What you need to do: Search the data for the word "hhmm" and copy every line that contains it.

━━ Listed records ━━

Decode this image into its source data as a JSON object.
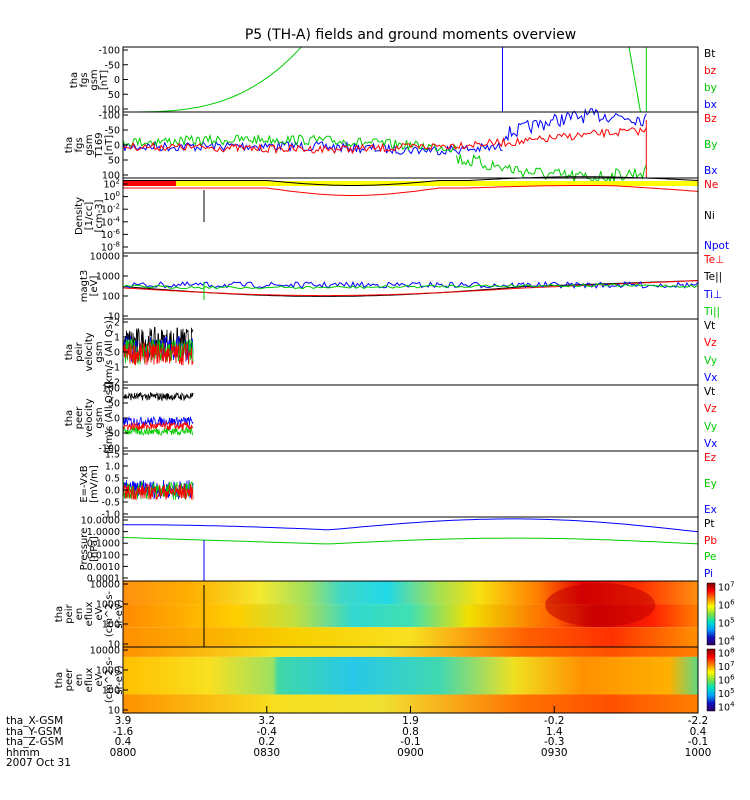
{
  "title": "P5 (TH-A) fields and ground moments overview",
  "date_label": "2007 Oct 31",
  "x_axis": {
    "row_labels": [
      "tha_X-GSM",
      "tha_Y-GSM",
      "tha_Z-GSM",
      "hhmm"
    ],
    "ticks": [
      {
        "x_gsm": "3.9",
        "y_gsm": "-1.6",
        "z_gsm": "0.4",
        "hhmm": "0800"
      },
      {
        "x_gsm": "3.2",
        "y_gsm": "-0.4",
        "z_gsm": "0.2",
        "hhmm": "0830"
      },
      {
        "x_gsm": "1.9",
        "y_gsm": "0.8",
        "z_gsm": "-0.1",
        "hhmm": "0900"
      },
      {
        "x_gsm": "-0.2",
        "y_gsm": "1.4",
        "z_gsm": "-0.3",
        "hhmm": "0930"
      },
      {
        "x_gsm": "-2.2",
        "y_gsm": "0.4",
        "z_gsm": "-0.1",
        "hhmm": "1000"
      }
    ]
  },
  "colors": {
    "black": "#000000",
    "red": "#ff0000",
    "green": "#00cc00",
    "blue": "#0000ff",
    "yellow": "#ffff00"
  },
  "chart_data": [
    {
      "type": "line",
      "panel": "fgs",
      "ylabel": "tha\nfgs\ngsm\n[nT]",
      "ylim": [
        -100,
        100
      ],
      "yticks": [
        -100,
        -50,
        0,
        50,
        100
      ],
      "legend": [
        "Bt",
        "bz",
        "by",
        "bx"
      ],
      "legend_colors": [
        "#000000",
        "#ff0000",
        "#00cc00",
        "#0000ff"
      ]
    },
    {
      "type": "line",
      "panel": "fgs_t169",
      "ylabel": "tha\nfgs\ngsm\nT169\n[nT]",
      "ylim": [
        -100,
        100
      ],
      "yticks": [
        -100,
        -50,
        0,
        50,
        100
      ],
      "legend": [
        "Bz",
        "By",
        "Bx"
      ],
      "legend_colors": [
        "#ff0000",
        "#00cc00",
        "#0000ff"
      ]
    },
    {
      "type": "line",
      "panel": "density",
      "ylabel": "Density\n[1/cc]\n[cm-3]",
      "scale": "log",
      "ylim": [
        -10,
        2
      ],
      "ytick_exp": [
        2,
        0,
        -2,
        -4,
        -6,
        -8
      ],
      "legend": [
        "Ne",
        "Ni",
        "Npot"
      ],
      "legend_colors": [
        "#ff0000",
        "#000000",
        "#0000ff"
      ]
    },
    {
      "type": "line",
      "panel": "temperature",
      "ylabel": "magt3\n[eV]",
      "scale": "log",
      "ylim": [
        10,
        10000
      ],
      "yticks": [
        "10000",
        "1000",
        "100",
        "10"
      ],
      "legend": [
        "Te⊥",
        "Te||",
        "Ti⊥",
        "Ti||"
      ],
      "legend_colors": [
        "#ff0000",
        "#000000",
        "#0000ff",
        "#00cc00"
      ]
    },
    {
      "type": "line",
      "panel": "peir_velocity",
      "ylabel": "tha\npeir\nvelocity\ngsm\n[km/s (All Qs)]",
      "ylim": [
        -2,
        2
      ],
      "yticks": [
        2,
        1,
        0,
        -1,
        -2
      ],
      "legend": [
        "Vt",
        "Vz",
        "Vy",
        "Vx"
      ],
      "legend_colors": [
        "#000000",
        "#ff0000",
        "#00cc00",
        "#0000ff"
      ]
    },
    {
      "type": "line",
      "panel": "peer_velocity",
      "ylabel": "tha\npeer\nvelocity\ngsm\n[km/s (All Qs)]",
      "ylim": [
        -100,
        100
      ],
      "yticks": [
        100,
        50,
        0,
        -50,
        -100
      ],
      "legend": [
        "Vt",
        "Vz",
        "Vy",
        "Vx"
      ],
      "legend_colors": [
        "#000000",
        "#ff0000",
        "#00cc00",
        "#0000ff"
      ]
    },
    {
      "type": "line",
      "panel": "efield",
      "ylabel": "E=-VxB\n[mV/m]",
      "ylim": [
        -1,
        1.5
      ],
      "yticks": [
        "1.5",
        "1.0",
        "0.5",
        "0.0",
        "-0.5",
        "-1.0"
      ],
      "legend": [
        "Ez",
        "Ey",
        "Ex"
      ],
      "legend_colors": [
        "#ff0000",
        "#00cc00",
        "#0000ff"
      ]
    },
    {
      "type": "line",
      "panel": "pressure",
      "ylabel": "Pressure\n[nPa]",
      "scale": "log",
      "ylim": [
        -4,
        1
      ],
      "yticks": [
        "10.0000",
        "1.0000",
        "0.1000",
        "0.0100",
        "0.0010",
        "0.0001"
      ],
      "legend": [
        "Pt",
        "Pb",
        "Pe",
        "Pi"
      ],
      "legend_colors": [
        "#000000",
        "#ff0000",
        "#00cc00",
        "#0000ff"
      ]
    },
    {
      "type": "heatmap",
      "panel": "peir_spec",
      "ylabel": "tha\npeir\nen\neflux\neV\n(cm^2-s-\nsr-eV)",
      "scale": "log",
      "ylim": [
        10,
        20000
      ],
      "yticks": [
        "10000",
        "1000",
        "100",
        "10"
      ],
      "colorbar_exp": [
        4,
        5,
        6,
        7
      ]
    },
    {
      "type": "heatmap",
      "panel": "peer_spec",
      "ylabel": "tha\npeer\nen\neflux\neV\n(cm^2-s-\nsr-eV)",
      "scale": "log",
      "ylim": [
        10,
        20000
      ],
      "yticks": [
        "10000",
        "1000",
        "100",
        "10"
      ],
      "colorbar_exp": [
        4,
        5,
        6,
        7,
        8
      ]
    }
  ]
}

━━━

Task output:
      "hhmm"
        "hhmm": "0800"
        "hhmm": "0830"
        "hhmm": "0900"
        "hhmm": "0930"
        "hhmm": "1000"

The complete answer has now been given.